Write out all the data again, exactly as it stands.

#### DATA ENTRIES

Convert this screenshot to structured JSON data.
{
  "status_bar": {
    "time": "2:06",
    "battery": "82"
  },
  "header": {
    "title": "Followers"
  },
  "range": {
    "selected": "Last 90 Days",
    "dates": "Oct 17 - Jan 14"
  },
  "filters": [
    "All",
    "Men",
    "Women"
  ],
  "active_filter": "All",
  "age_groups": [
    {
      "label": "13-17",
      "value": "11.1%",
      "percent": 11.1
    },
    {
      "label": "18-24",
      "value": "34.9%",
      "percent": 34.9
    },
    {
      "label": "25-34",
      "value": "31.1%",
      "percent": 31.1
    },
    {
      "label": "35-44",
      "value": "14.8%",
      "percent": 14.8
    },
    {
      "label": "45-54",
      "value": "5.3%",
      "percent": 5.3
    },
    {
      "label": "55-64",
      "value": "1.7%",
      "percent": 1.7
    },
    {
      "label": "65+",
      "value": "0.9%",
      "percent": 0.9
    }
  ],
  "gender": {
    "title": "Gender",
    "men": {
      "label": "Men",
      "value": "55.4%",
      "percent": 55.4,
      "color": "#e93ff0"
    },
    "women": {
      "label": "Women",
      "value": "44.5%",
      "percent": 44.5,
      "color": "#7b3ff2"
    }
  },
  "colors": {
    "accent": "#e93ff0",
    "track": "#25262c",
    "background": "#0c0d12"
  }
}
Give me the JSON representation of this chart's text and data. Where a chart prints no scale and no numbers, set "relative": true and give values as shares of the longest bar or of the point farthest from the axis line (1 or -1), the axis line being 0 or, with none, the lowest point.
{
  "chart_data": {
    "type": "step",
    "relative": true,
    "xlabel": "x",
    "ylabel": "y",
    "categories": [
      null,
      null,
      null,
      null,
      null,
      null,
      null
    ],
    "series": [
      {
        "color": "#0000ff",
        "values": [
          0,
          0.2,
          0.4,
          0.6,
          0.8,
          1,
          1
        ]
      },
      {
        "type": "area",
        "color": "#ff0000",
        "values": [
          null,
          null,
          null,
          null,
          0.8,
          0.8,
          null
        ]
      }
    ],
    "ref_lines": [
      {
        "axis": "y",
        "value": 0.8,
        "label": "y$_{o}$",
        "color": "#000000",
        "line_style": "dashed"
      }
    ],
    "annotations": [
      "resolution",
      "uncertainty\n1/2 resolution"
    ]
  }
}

########

• [EXERCISE RESPONSE]
Convert this screenshot to structured JSON data.
{
  "status_bar": {
    "time": "2:06",
    "battery": "82"
  },
  "header": {
    "title": "Followers"
  },
  "range": {
    "selected": "Last 90 Days",
    "dates": "Oct 17 - Jan 14"
  },
  "filters": [
    "All",
    "Men",
    "Women"
  ],
  "active_filter": "All",
  "age_groups": [
    {
      "label": "13-17",
      "value": "11.1%",
      "percent": 11.1
    },
    {
      "label": "18-24",
      "value": "34.9%",
      "percent": 34.9
    },
    {
      "label": "25-34",
      "value": "31.1%",
      "percent": 31.1
    },
    {
      "label": "35-44",
      "value": "14.8%",
      "percent": 14.8
    },
    {
      "label": "45-54",
      "value": "5.3%",
      "percent": 5.3
    },
    {
      "label": "55-64",
      "value": "1.7%",
      "percent": 1.7
    },
    {
      "label": "65+",
      "value": "0.9%",
      "percent": 0.9
    }
  ],
  "gender": {
    "title": "Gender",
    "men": {
      "label": "Men",
      "value": "55.4%",
      "percent": 55.4,
      "color": "#e93ff0"
    },
    "women": {
      "label": "Women",
      "value": "44.5%",
      "percent": 44.5,
      "color": "#7b3ff2"
    }
  },
  "colors": {
    "accent": "#e93ff0",
    "track": "#25262c",
    "background": "#0c0d12"
  }
}
Give me the JSON representation of this chart's text and data. Where a chart prints no scale and no numbers, set "relative": true and give values as shares of the longest bar or of the point farthest from the axis line (1 or -1), the axis line being 0 or, with none, the lowest point.
{
  "chart_data": {
    "type": "step",
    "relative": true,
    "xlabel": "x",
    "ylabel": "y",
    "categories": [
      null,
      null,
      null,
      null,
      null,
      null,
      null
    ],
    "series": [
      {
        "color": "#0000ff",
        "values": [
          0,
          0.2,
          0.4,
          0.6,
          0.8,
          1,
          1
        ]
      },
      {
        "type": "area",
        "color": "#ff0000",
        "values": [
          null,
          null,
          null,
          null,
          0.8,
          0.8,
          null
        ]
      }
    ],
    "ref_lines": [
      {
        "axis": "y",
        "value": 0.8,
        "label": "y$_{o}$",
        "color": "#000000",
        "line_style": "dashed"
      }
    ],
    "annotations": [
      "resolution",
      "uncertainty\n1/2 resolution"
    ]
  }
}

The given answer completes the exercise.